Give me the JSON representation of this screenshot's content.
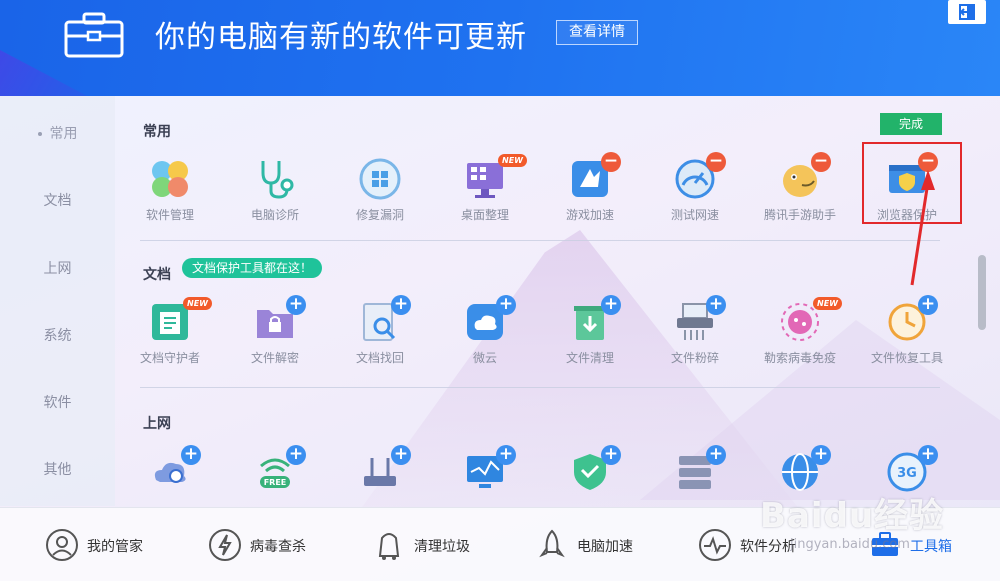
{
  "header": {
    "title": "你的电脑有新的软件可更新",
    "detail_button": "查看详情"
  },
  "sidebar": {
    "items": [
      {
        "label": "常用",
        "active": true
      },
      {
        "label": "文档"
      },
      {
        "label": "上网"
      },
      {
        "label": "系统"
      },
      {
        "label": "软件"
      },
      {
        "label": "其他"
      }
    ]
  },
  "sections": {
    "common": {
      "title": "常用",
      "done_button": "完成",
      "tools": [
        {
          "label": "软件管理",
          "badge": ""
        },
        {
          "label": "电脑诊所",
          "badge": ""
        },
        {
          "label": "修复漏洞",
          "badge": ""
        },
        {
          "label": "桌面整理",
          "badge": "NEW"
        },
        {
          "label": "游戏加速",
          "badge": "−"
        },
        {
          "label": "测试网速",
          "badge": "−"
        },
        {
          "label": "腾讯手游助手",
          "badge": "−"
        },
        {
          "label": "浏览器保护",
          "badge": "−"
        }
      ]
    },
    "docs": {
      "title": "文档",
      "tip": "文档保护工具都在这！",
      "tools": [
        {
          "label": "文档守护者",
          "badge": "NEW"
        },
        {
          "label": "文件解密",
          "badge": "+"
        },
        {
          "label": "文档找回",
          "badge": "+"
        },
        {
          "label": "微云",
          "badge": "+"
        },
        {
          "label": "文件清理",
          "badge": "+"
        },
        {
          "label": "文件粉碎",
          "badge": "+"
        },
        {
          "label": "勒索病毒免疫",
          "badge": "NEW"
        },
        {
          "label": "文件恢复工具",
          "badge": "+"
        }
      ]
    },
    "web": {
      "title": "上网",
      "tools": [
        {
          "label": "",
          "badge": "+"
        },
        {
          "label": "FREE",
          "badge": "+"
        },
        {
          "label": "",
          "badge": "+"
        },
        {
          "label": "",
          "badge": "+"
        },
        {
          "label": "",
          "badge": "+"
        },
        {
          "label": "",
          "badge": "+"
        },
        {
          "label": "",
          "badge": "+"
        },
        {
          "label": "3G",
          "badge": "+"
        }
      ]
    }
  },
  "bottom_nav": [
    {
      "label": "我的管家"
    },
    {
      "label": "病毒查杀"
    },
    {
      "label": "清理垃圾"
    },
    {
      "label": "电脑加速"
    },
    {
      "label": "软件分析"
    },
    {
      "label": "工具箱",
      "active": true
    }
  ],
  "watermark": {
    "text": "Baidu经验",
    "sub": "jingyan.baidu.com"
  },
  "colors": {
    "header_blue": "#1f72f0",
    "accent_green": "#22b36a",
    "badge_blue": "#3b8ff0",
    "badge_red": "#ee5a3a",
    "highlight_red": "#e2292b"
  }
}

▶ Stated problem
Find every line in the records above that contains the word "title", and copy each one.

▶ Response to the task
    "title": "你的电脑有新的软件可更新",
      "title": "常用",
      "title": "文档",
      "title": "上网",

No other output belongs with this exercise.